■ Rows from a dataset ■

-*-*-

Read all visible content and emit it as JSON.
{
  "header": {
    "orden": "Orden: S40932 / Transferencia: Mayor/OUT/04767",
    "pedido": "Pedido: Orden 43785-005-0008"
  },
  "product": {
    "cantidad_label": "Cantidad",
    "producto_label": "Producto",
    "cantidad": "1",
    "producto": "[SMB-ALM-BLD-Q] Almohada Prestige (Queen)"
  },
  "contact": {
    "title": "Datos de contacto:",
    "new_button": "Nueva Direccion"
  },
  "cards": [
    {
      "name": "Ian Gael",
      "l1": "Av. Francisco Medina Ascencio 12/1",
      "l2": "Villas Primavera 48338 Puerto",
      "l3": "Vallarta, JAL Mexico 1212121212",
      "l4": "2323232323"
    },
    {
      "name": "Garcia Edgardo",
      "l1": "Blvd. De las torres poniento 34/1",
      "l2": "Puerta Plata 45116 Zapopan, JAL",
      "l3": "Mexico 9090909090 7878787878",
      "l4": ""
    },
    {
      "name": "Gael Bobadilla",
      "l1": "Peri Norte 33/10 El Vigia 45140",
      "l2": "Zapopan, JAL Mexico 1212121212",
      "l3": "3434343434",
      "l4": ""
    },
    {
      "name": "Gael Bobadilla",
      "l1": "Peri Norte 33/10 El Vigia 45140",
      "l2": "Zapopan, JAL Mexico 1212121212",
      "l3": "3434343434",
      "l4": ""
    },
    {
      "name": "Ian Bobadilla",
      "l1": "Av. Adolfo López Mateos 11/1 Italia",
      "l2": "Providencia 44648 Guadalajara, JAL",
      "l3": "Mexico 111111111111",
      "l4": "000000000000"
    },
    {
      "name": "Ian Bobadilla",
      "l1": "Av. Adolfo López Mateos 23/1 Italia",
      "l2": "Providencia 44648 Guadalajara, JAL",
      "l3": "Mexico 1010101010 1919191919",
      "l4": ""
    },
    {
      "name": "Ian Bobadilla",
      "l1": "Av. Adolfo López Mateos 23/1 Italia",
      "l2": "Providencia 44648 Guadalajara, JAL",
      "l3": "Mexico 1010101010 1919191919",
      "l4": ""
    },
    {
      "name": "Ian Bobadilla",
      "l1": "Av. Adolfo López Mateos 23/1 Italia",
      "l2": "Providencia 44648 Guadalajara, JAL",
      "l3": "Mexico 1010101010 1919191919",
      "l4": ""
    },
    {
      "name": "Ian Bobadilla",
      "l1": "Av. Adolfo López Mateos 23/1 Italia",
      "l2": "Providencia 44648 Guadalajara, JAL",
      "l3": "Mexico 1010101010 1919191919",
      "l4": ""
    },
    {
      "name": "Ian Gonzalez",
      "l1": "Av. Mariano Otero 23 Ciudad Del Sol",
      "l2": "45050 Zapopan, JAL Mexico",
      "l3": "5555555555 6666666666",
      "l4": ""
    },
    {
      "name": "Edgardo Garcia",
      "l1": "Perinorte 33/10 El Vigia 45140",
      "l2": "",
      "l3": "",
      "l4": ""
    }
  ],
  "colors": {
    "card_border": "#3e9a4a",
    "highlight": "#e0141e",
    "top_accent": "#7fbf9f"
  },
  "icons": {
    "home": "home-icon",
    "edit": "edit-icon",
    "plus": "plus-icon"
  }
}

-*-*-

Every entry should be printed again exactly as it stands.

Read all visible content and emit it as JSON.
{
  "header": {
    "orden": "Orden: S40932 / Transferencia: Mayor/OUT/04767",
    "pedido": "Pedido: Orden 43785-005-0008"
  },
  "product": {
    "cantidad_label": "Cantidad",
    "producto_label": "Producto",
    "cantidad": "1",
    "producto": "[SMB-ALM-BLD-Q] Almohada Prestige (Queen)"
  },
  "contact": {
    "title": "Datos de contacto:",
    "new_button": "Nueva Direccion"
  },
  "cards": [
    {
      "name": "Ian Gael",
      "l1": "Av. Francisco Medina Ascencio 12/1",
      "l2": "Villas Primavera 48338 Puerto",
      "l3": "Vallarta, JAL Mexico 1212121212",
      "l4": "2323232323"
    },
    {
      "name": "Garcia Edgardo",
      "l1": "Blvd. De las torres poniento 34/1",
      "l2": "Puerta Plata 45116 Zapopan, JAL",
      "l3": "Mexico 9090909090 7878787878",
      "l4": ""
    },
    {
      "name": "Gael Bobadilla",
      "l1": "Peri Norte 33/10 El Vigia 45140",
      "l2": "Zapopan, JAL Mexico 1212121212",
      "l3": "3434343434",
      "l4": ""
    },
    {
      "name": "Gael Bobadilla",
      "l1": "Peri Norte 33/10 El Vigia 45140",
      "l2": "Zapopan, JAL Mexico 1212121212",
      "l3": "3434343434",
      "l4": ""
    },
    {
      "name": "Ian Bobadilla",
      "l1": "Av. Adolfo López Mateos 11/1 Italia",
      "l2": "Providencia 44648 Guadalajara, JAL",
      "l3": "Mexico 111111111111",
      "l4": "000000000000"
    },
    {
      "name": "Ian Bobadilla",
      "l1": "Av. Adolfo López Mateos 23/1 Italia",
      "l2": "Providencia 44648 Guadalajara, JAL",
      "l3": "Mexico 1010101010 1919191919",
      "l4": ""
    },
    {
      "name": "Ian Bobadilla",
      "l1": "Av. Adolfo López Mateos 23/1 Italia",
      "l2": "Providencia 44648 Guadalajara, JAL",
      "l3": "Mexico 1010101010 1919191919",
      "l4": ""
    },
    {
      "name": "Ian Bobadilla",
      "l1": "Av. Adolfo López Mateos 23/1 Italia",
      "l2": "Providencia 44648 Guadalajara, JAL",
      "l3": "Mexico 1010101010 1919191919",
      "l4": ""
    },
    {
      "name": "Ian Bobadilla",
      "l1": "Av. Adolfo López Mateos 23/1 Italia",
      "l2": "Providencia 44648 Guadalajara, JAL",
      "l3": "Mexico 1010101010 1919191919",
      "l4": ""
    },
    {
      "name": "Ian Gonzalez",
      "l1": "Av. Mariano Otero 23 Ciudad Del Sol",
      "l2": "45050 Zapopan, JAL Mexico",
      "l3": "5555555555 6666666666",
      "l4": ""
    },
    {
      "name": "Edgardo Garcia",
      "l1": "Perinorte 33/10 El Vigia 45140",
      "l2": "",
      "l3": "",
      "l4": ""
    }
  ],
  "colors": {
    "card_border": "#3e9a4a",
    "highlight": "#e0141e",
    "top_accent": "#7fbf9f"
  },
  "icons": {
    "home": "home-icon",
    "edit": "edit-icon",
    "plus": "plus-icon"
  }
}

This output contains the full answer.